*Set exercise:* Every line that holds the string "Professors" is to be identified and copied.

─── Available data

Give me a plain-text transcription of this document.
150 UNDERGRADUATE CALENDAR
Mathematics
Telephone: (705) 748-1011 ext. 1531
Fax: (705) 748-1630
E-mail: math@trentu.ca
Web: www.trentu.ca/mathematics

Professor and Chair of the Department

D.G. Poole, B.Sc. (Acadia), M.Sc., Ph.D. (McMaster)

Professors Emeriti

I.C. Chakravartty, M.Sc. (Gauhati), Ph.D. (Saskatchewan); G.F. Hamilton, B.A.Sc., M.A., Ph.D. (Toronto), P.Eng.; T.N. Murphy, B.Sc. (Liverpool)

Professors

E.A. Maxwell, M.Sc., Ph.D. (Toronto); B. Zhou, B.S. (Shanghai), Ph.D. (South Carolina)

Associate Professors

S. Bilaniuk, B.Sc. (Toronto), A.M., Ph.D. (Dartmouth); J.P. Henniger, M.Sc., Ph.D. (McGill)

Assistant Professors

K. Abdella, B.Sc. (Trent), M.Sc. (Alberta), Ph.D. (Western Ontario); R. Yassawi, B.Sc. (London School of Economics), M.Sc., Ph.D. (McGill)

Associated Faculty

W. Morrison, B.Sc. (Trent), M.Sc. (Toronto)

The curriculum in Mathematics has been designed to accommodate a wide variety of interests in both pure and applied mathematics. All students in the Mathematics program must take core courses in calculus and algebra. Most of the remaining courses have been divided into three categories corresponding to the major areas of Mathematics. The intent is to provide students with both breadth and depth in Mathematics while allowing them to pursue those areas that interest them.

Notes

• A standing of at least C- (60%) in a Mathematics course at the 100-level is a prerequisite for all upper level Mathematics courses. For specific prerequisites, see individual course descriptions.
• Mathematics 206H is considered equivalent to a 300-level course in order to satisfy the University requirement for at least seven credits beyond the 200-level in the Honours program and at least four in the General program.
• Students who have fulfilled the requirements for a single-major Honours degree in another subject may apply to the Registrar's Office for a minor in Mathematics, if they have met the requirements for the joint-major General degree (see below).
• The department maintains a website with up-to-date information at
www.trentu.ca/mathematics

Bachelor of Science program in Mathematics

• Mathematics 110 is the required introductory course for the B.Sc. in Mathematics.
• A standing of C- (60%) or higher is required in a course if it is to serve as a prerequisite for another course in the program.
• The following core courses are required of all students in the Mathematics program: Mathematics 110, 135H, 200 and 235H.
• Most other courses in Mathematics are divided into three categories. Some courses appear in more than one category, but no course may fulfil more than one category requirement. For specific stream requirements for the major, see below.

──────

*Answer below:*
Professors Emeriti
Professors
Associate Professors
Assistant Professors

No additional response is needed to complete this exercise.